Directive: Every entry below must appear again, exactly as written.
******
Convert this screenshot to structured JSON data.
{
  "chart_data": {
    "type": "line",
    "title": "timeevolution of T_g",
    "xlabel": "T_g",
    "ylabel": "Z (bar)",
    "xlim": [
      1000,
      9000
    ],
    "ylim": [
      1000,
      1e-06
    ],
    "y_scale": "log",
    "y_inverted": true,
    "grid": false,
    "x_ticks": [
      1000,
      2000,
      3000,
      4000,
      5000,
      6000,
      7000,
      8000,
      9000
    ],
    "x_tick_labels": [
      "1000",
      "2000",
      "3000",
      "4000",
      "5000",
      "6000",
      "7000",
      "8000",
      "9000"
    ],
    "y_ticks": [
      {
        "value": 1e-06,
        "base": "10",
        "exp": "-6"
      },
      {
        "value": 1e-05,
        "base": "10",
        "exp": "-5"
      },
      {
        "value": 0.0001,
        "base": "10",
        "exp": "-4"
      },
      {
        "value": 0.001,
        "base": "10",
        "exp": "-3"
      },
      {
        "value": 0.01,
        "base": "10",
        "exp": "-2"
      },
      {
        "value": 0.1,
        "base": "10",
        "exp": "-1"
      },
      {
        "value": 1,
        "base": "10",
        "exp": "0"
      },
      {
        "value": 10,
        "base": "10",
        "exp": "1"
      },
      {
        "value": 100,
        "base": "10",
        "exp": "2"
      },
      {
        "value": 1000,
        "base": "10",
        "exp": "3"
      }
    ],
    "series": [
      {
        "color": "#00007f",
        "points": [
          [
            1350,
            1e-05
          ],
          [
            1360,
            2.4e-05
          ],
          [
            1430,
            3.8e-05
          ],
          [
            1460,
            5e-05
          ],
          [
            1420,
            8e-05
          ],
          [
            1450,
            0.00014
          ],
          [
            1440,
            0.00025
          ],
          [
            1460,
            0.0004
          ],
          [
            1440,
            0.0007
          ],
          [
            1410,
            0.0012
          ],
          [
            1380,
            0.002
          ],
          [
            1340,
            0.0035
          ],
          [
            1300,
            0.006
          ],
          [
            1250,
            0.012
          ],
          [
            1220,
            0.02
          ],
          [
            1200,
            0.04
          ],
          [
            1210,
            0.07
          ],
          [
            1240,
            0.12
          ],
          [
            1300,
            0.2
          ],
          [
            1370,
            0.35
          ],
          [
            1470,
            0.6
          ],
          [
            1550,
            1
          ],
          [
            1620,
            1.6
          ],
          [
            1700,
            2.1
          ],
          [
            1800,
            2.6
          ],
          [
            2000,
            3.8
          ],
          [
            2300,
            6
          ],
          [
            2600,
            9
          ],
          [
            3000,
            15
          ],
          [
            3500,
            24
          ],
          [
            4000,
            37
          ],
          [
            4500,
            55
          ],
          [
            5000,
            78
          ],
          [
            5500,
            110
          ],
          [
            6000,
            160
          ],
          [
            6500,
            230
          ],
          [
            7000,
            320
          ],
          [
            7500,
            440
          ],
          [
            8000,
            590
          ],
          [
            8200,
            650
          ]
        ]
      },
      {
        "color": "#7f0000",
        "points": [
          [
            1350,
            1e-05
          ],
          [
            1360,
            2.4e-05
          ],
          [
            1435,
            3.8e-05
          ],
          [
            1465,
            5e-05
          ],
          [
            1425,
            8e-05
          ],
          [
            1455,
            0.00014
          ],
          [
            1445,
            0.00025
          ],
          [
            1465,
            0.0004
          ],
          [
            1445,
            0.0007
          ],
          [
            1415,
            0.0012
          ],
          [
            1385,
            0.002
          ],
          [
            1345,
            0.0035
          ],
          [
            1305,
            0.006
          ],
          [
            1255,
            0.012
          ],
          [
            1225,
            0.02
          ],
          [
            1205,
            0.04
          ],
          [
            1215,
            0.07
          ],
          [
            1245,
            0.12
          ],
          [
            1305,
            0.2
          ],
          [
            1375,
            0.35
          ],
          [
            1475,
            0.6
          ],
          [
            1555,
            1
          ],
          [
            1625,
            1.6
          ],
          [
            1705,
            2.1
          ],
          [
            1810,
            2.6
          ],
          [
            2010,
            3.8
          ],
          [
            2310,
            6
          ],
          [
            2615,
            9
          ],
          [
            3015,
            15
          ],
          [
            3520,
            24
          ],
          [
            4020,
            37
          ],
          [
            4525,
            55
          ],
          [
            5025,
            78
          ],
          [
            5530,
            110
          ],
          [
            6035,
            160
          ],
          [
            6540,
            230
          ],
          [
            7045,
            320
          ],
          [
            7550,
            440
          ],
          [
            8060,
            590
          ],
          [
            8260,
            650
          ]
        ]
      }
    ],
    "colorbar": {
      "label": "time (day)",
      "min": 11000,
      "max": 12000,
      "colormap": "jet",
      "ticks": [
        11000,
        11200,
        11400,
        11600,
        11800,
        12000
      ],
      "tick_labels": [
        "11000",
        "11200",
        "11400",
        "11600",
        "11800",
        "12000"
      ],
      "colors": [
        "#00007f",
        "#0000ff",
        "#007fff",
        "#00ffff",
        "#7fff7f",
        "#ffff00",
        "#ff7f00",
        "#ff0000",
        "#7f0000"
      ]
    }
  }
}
******
Correct response:
Convert this screenshot to structured JSON data.
{
  "chart_data": {
    "type": "line",
    "title": "timeevolution of T_g",
    "xlabel": "T_g",
    "ylabel": "Z (bar)",
    "xlim": [
      1000,
      9000
    ],
    "ylim": [
      1000,
      1e-06
    ],
    "y_scale": "log",
    "y_inverted": true,
    "grid": false,
    "x_ticks": [
      1000,
      2000,
      3000,
      4000,
      5000,
      6000,
      7000,
      8000,
      9000
    ],
    "x_tick_labels": [
      "1000",
      "2000",
      "3000",
      "4000",
      "5000",
      "6000",
      "7000",
      "8000",
      "9000"
    ],
    "y_ticks": [
      {
        "value": 1e-06,
        "base": "10",
        "exp": "-6"
      },
      {
        "value": 1e-05,
        "base": "10",
        "exp": "-5"
      },
      {
        "value": 0.0001,
        "base": "10",
        "exp": "-4"
      },
      {
        "value": 0.001,
        "base": "10",
        "exp": "-3"
      },
      {
        "value": 0.01,
        "base": "10",
        "exp": "-2"
      },
      {
        "value": 0.1,
        "base": "10",
        "exp": "-1"
      },
      {
        "value": 1,
        "base": "10",
        "exp": "0"
      },
      {
        "value": 10,
        "base": "10",
        "exp": "1"
      },
      {
        "value": 100,
        "base": "10",
        "exp": "2"
      },
      {
        "value": 1000,
        "base": "10",
        "exp": "3"
      }
    ],
    "series": [
      {
        "color": "#00007f",
        "points": [
          [
            1350,
            1e-05
          ],
          [
            1360,
            2.4e-05
          ],
          [
            1430,
            3.8e-05
          ],
          [
            1460,
            5e-05
          ],
          [
            1420,
            8e-05
          ],
          [
            1450,
            0.00014
          ],
          [
            1440,
            0.00025
          ],
          [
            1460,
            0.0004
          ],
          [
            1440,
            0.0007
          ],
          [
            1410,
            0.0012
          ],
          [
            1380,
            0.002
          ],
          [
            1340,
            0.0035
          ],
          [
            1300,
            0.006
          ],
          [
            1250,
            0.012
          ],
          [
            1220,
            0.02
          ],
          [
            1200,
            0.04
          ],
          [
            1210,
            0.07
          ],
          [
            1240,
            0.12
          ],
          [
            1300,
            0.2
          ],
          [
            1370,
            0.35
          ],
          [
            1470,
            0.6
          ],
          [
            1550,
            1
          ],
          [
            1620,
            1.6
          ],
          [
            1700,
            2.1
          ],
          [
            1800,
            2.6
          ],
          [
            2000,
            3.8
          ],
          [
            2300,
            6
          ],
          [
            2600,
            9
          ],
          [
            3000,
            15
          ],
          [
            3500,
            24
          ],
          [
            4000,
            37
          ],
          [
            4500,
            55
          ],
          [
            5000,
            78
          ],
          [
            5500,
            110
          ],
          [
            6000,
            160
          ],
          [
            6500,
            230
          ],
          [
            7000,
            320
          ],
          [
            7500,
            440
          ],
          [
            8000,
            590
          ],
          [
            8200,
            650
          ]
        ]
      },
      {
        "color": "#7f0000",
        "points": [
          [
            1350,
            1e-05
          ],
          [
            1360,
            2.4e-05
          ],
          [
            1435,
            3.8e-05
          ],
          [
            1465,
            5e-05
          ],
          [
            1425,
            8e-05
          ],
          [
            1455,
            0.00014
          ],
          [
            1445,
            0.00025
          ],
          [
            1465,
            0.0004
          ],
          [
            1445,
            0.0007
          ],
          [
            1415,
            0.0012
          ],
          [
            1385,
            0.002
          ],
          [
            1345,
            0.0035
          ],
          [
            1305,
            0.006
          ],
          [
            1255,
            0.012
          ],
          [
            1225,
            0.02
          ],
          [
            1205,
            0.04
          ],
          [
            1215,
            0.07
          ],
          [
            1245,
            0.12
          ],
          [
            1305,
            0.2
          ],
          [
            1375,
            0.35
          ],
          [
            1475,
            0.6
          ],
          [
            1555,
            1
          ],
          [
            1625,
            1.6
          ],
          [
            1705,
            2.1
          ],
          [
            1810,
            2.6
          ],
          [
            2010,
            3.8
          ],
          [
            2310,
            6
          ],
          [
            2615,
            9
          ],
          [
            3015,
            15
          ],
          [
            3520,
            24
          ],
          [
            4020,
            37
          ],
          [
            4525,
            55
          ],
          [
            5025,
            78
          ],
          [
            5530,
            110
          ],
          [
            6035,
            160
          ],
          [
            6540,
            230
          ],
          [
            7045,
            320
          ],
          [
            7550,
            440
          ],
          [
            8060,
            590
          ],
          [
            8260,
            650
          ]
        ]
      }
    ],
    "colorbar": {
      "label": "time (day)",
      "min": 11000,
      "max": 12000,
      "colormap": "jet",
      "ticks": [
        11000,
        11200,
        11400,
        11600,
        11800,
        12000
      ],
      "tick_labels": [
        "11000",
        "11200",
        "11400",
        "11600",
        "11800",
        "12000"
      ],
      "colors": [
        "#00007f",
        "#0000ff",
        "#007fff",
        "#00ffff",
        "#7fff7f",
        "#ffff00",
        "#ff7f00",
        "#ff0000",
        "#7f0000"
      ]
    }
  }
}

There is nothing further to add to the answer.